**Exercise**
Copy out every record below with complete accuracy.

--- The data ---

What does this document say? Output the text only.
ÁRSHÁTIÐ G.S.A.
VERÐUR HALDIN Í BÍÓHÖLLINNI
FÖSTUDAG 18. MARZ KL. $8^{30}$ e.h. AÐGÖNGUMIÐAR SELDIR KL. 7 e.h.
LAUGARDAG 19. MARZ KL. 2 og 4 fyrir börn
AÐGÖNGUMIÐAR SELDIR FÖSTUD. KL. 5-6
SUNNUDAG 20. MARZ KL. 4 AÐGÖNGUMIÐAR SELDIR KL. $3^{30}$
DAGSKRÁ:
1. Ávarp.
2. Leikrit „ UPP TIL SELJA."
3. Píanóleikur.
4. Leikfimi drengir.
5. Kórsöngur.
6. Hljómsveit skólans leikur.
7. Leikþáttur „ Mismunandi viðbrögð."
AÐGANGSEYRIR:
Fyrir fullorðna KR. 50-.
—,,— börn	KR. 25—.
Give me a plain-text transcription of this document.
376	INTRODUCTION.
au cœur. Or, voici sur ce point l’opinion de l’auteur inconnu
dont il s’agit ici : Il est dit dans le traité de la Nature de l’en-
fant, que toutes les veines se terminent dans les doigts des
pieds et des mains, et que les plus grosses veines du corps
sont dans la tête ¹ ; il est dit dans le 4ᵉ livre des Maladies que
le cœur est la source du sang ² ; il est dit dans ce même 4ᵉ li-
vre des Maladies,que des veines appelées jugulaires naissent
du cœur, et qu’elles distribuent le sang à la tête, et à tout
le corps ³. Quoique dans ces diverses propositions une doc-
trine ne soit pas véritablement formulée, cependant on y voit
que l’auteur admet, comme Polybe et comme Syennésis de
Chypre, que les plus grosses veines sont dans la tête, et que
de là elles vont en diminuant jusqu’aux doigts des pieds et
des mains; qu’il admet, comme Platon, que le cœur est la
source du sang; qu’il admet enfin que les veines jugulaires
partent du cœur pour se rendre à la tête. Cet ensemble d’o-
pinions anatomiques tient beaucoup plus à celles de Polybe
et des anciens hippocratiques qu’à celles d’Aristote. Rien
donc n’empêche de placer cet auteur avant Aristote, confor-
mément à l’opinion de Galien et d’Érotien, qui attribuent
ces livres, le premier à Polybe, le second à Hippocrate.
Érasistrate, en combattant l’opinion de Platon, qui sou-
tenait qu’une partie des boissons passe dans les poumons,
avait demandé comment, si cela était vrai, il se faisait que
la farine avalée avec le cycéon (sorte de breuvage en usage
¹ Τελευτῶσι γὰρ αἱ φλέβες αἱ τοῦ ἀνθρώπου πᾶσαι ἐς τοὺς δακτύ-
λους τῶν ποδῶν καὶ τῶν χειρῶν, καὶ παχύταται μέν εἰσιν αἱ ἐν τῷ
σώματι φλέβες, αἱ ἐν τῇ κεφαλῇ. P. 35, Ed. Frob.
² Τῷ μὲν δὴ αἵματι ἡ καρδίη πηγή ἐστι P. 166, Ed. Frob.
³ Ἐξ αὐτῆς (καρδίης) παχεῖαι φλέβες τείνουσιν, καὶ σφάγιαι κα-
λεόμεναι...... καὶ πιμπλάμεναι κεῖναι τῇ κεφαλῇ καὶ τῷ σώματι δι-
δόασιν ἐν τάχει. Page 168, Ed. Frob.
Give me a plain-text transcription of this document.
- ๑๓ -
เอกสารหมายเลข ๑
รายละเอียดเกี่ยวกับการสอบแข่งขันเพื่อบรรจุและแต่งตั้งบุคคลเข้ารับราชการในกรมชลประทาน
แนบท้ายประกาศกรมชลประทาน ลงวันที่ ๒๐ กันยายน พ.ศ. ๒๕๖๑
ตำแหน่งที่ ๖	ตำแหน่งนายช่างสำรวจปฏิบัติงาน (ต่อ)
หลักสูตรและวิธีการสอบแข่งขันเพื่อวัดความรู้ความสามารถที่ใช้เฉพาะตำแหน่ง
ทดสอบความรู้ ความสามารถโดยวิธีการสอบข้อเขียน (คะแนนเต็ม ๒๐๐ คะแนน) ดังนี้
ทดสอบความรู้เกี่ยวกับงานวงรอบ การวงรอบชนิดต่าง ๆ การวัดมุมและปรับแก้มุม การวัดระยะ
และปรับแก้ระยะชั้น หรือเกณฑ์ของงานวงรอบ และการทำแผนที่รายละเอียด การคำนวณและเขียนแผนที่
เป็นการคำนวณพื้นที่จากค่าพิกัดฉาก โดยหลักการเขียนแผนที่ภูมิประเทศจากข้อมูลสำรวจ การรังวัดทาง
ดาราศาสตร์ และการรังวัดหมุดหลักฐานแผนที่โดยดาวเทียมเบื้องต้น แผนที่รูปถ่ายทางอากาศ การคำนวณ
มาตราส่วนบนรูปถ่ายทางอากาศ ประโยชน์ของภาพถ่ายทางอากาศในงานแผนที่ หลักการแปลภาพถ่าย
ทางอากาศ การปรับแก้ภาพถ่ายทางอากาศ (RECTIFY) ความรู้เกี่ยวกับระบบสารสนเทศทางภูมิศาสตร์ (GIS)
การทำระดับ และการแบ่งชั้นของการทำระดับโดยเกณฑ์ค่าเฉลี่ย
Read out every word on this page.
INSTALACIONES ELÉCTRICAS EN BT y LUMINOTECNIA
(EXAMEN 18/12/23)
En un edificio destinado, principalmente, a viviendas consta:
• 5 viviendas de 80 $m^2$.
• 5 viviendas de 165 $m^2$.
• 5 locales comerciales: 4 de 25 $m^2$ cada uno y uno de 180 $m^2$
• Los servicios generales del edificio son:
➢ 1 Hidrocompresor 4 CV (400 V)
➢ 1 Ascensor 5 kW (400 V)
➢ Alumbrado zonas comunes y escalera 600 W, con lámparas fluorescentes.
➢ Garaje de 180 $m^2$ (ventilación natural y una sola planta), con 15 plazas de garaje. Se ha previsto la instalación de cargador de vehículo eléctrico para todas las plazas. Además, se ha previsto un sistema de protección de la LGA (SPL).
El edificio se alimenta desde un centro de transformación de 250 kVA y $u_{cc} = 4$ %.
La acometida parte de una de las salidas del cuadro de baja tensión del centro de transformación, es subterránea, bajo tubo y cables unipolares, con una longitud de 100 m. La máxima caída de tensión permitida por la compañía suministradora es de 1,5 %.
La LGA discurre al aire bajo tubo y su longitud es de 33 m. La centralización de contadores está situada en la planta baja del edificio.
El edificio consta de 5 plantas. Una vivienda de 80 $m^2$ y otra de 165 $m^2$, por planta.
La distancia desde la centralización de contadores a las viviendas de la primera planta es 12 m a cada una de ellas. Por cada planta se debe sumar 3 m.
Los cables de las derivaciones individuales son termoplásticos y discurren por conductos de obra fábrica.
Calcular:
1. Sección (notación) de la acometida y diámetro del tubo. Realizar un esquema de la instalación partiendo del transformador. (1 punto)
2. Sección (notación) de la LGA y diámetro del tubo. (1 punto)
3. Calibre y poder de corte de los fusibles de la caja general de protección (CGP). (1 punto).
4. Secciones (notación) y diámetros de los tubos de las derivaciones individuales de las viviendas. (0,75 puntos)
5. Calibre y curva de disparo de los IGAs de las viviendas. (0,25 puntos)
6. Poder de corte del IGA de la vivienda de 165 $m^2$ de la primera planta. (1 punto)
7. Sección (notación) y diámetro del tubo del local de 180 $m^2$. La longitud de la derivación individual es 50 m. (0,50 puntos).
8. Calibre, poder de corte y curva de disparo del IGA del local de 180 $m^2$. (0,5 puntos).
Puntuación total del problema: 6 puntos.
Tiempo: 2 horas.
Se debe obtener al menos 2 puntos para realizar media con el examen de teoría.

---

**Expected answer**
What does this document say? Output the text only.
ÁRSHÁTIÐ G.S.A.
VERÐUR HALDIN Í BÍÓHÖLLINNI
FÖSTUDAG 18. MARZ KL. $8^{30}$ e.h. AÐGÖNGUMIÐAR SELDIR KL. 7 e.h.
LAUGARDAG 19. MARZ KL. 2 og 4 fyrir börn
AÐGÖNGUMIÐAR SELDIR FÖSTUD. KL. 5-6
SUNNUDAG 20. MARZ KL. 4 AÐGÖNGUMIÐAR SELDIR KL. $3^{30}$
DAGSKRÁ:
1. Ávarp.
2. Leikrit „ UPP TIL SELJA."
3. Píanóleikur.
4. Leikfimi drengir.
5. Kórsöngur.
6. Hljómsveit skólans leikur.
7. Leikþáttur „ Mismunandi viðbrögð."
AÐGANGSEYRIR:
Fyrir fullorðna KR. 50-.
—,,— börn	KR. 25—.
Give me a plain-text transcription of this document.
376	INTRODUCTION.
au cœur. Or, voici sur ce point l’opinion de l’auteur inconnu
dont il s’agit ici : Il est dit dans le traité de la Nature de l’en-
fant, que toutes les veines se terminent dans les doigts des
pieds et des mains, et que les plus grosses veines du corps
sont dans la tête ¹ ; il est dit dans le 4ᵉ livre des Maladies que
le cœur est la source du sang ² ; il est dit dans ce même 4ᵉ li-
vre des Maladies,que des veines appelées jugulaires naissent
du cœur, et qu’elles distribuent le sang à la tête, et à tout
le corps ³. Quoique dans ces diverses propositions une doc-
trine ne soit pas véritablement formulée, cependant on y voit
que l’auteur admet, comme Polybe et comme Syennésis de
Chypre, que les plus grosses veines sont dans la tête, et que
de là elles vont en diminuant jusqu’aux doigts des pieds et
des mains; qu’il admet, comme Platon, que le cœur est la
source du sang; qu’il admet enfin que les veines jugulaires
partent du cœur pour se rendre à la tête. Cet ensemble d’o-
pinions anatomiques tient beaucoup plus à celles de Polybe
et des anciens hippocratiques qu’à celles d’Aristote. Rien
donc n’empêche de placer cet auteur avant Aristote, confor-
mément à l’opinion de Galien et d’Érotien, qui attribuent
ces livres, le premier à Polybe, le second à Hippocrate.
Érasistrate, en combattant l’opinion de Platon, qui sou-
tenait qu’une partie des boissons passe dans les poumons,
avait demandé comment, si cela était vrai, il se faisait que
la farine avalée avec le cycéon (sorte de breuvage en usage
¹ Τελευτῶσι γὰρ αἱ φλέβες αἱ τοῦ ἀνθρώπου πᾶσαι ἐς τοὺς δακτύ-
λους τῶν ποδῶν καὶ τῶν χειρῶν, καὶ παχύταται μέν εἰσιν αἱ ἐν τῷ
σώματι φλέβες, αἱ ἐν τῇ κεφαλῇ. P. 35, Ed. Frob.
² Τῷ μὲν δὴ αἵματι ἡ καρδίη πηγή ἐστι P. 166, Ed. Frob.
³ Ἐξ αὐτῆς (καρδίης) παχεῖαι φλέβες τείνουσιν, καὶ σφάγιαι κα-
λεόμεναι...... καὶ πιμπλάμεναι κεῖναι τῇ κεφαλῇ καὶ τῷ σώματι δι-
δόασιν ἐν τάχει. Page 168, Ed. Frob.
Give me a plain-text transcription of this document.
- ๑๓ -
เอกสารหมายเลข ๑
รายละเอียดเกี่ยวกับการสอบแข่งขันเพื่อบรรจุและแต่งตั้งบุคคลเข้ารับราชการในกรมชลประทาน
แนบท้ายประกาศกรมชลประทาน ลงวันที่ ๒๐ กันยายน พ.ศ. ๒๕๖๑
ตำแหน่งที่ ๖	ตำแหน่งนายช่างสำรวจปฏิบัติงาน (ต่อ)
หลักสูตรและวิธีการสอบแข่งขันเพื่อวัดความรู้ความสามารถที่ใช้เฉพาะตำแหน่ง
ทดสอบความรู้ ความสามารถโดยวิธีการสอบข้อเขียน (คะแนนเต็ม ๒๐๐ คะแนน) ดังนี้
ทดสอบความรู้เกี่ยวกับงานวงรอบ การวงรอบชนิดต่าง ๆ การวัดมุมและปรับแก้มุม การวัดระยะ
และปรับแก้ระยะชั้น หรือเกณฑ์ของงานวงรอบ และการทำแผนที่รายละเอียด การคำนวณและเขียนแผนที่
เป็นการคำนวณพื้นที่จากค่าพิกัดฉาก โดยหลักการเขียนแผนที่ภูมิประเทศจากข้อมูลสำรวจ การรังวัดทาง
ดาราศาสตร์ และการรังวัดหมุดหลักฐานแผนที่โดยดาวเทียมเบื้องต้น แผนที่รูปถ่ายทางอากาศ การคำนวณ
มาตราส่วนบนรูปถ่ายทางอากาศ ประโยชน์ของภาพถ่ายทางอากาศในงานแผนที่ หลักการแปลภาพถ่าย
ทางอากาศ การปรับแก้ภาพถ่ายทางอากาศ (RECTIFY) ความรู้เกี่ยวกับระบบสารสนเทศทางภูมิศาสตร์ (GIS)
การทำระดับ และการแบ่งชั้นของการทำระดับโดยเกณฑ์ค่าเฉลี่ย
Read out every word on this page.
INSTALACIONES ELÉCTRICAS EN BT y LUMINOTECNIA
(EXAMEN 18/12/23)
En un edificio destinado, principalmente, a viviendas consta:
• 5 viviendas de 80 $m^2$.
• 5 viviendas de 165 $m^2$.
• 5 locales comerciales: 4 de 25 $m^2$ cada uno y uno de 180 $m^2$
• Los servicios generales del edificio son:
➢ 1 Hidrocompresor 4 CV (400 V)
➢ 1 Ascensor 5 kW (400 V)
➢ Alumbrado zonas comunes y escalera 600 W, con lámparas fluorescentes.
➢ Garaje de 180 $m^2$ (ventilación natural y una sola planta), con 15 plazas de garaje. Se ha previsto la instalación de cargador de vehículo eléctrico para todas las plazas. Además, se ha previsto un sistema de protección de la LGA (SPL).
El edificio se alimenta desde un centro de transformación de 250 kVA y $u_{cc} = 4$ %.
La acometida parte de una de las salidas del cuadro de baja tensión del centro de transformación, es subterránea, bajo tubo y cables unipolares, con una longitud de 100 m. La máxima caída de tensión permitida por la compañía suministradora es de 1,5 %.
La LGA discurre al aire bajo tubo y su longitud es de 33 m. La centralización de contadores está situada en la planta baja del edificio.
El edificio consta de 5 plantas. Una vivienda de 80 $m^2$ y otra de 165 $m^2$, por planta.
La distancia desde la centralización de contadores a las viviendas de la primera planta es 12 m a cada una de ellas. Por cada planta se debe sumar 3 m.
Los cables de las derivaciones individuales son termoplásticos y discurren por conductos de obra fábrica.
Calcular:
1. Sección (notación) de la acometida y diámetro del tubo. Realizar un esquema de la instalación partiendo del transformador. (1 punto)
2. Sección (notación) de la LGA y diámetro del tubo. (1 punto)
3. Calibre y poder de corte de los fusibles de la caja general de protección (CGP). (1 punto).
4. Secciones (notación) y diámetros de los tubos de las derivaciones individuales de las viviendas. (0,75 puntos)
5. Calibre y curva de disparo de los IGAs de las viviendas. (0,25 puntos)
6. Poder de corte del IGA de la vivienda de 165 $m^2$ de la primera planta. (1 punto)
7. Sección (notación) y diámetro del tubo del local de 180 $m^2$. La longitud de la derivación individual es 50 m. (0,50 puntos).
8. Calibre, poder de corte y curva de disparo del IGA del local de 180 $m^2$. (0,5 puntos).
Puntuación total del problema: 6 puntos.
Tiempo: 2 horas.
Se debe obtener al menos 2 puntos para realizar media con el examen de teoría.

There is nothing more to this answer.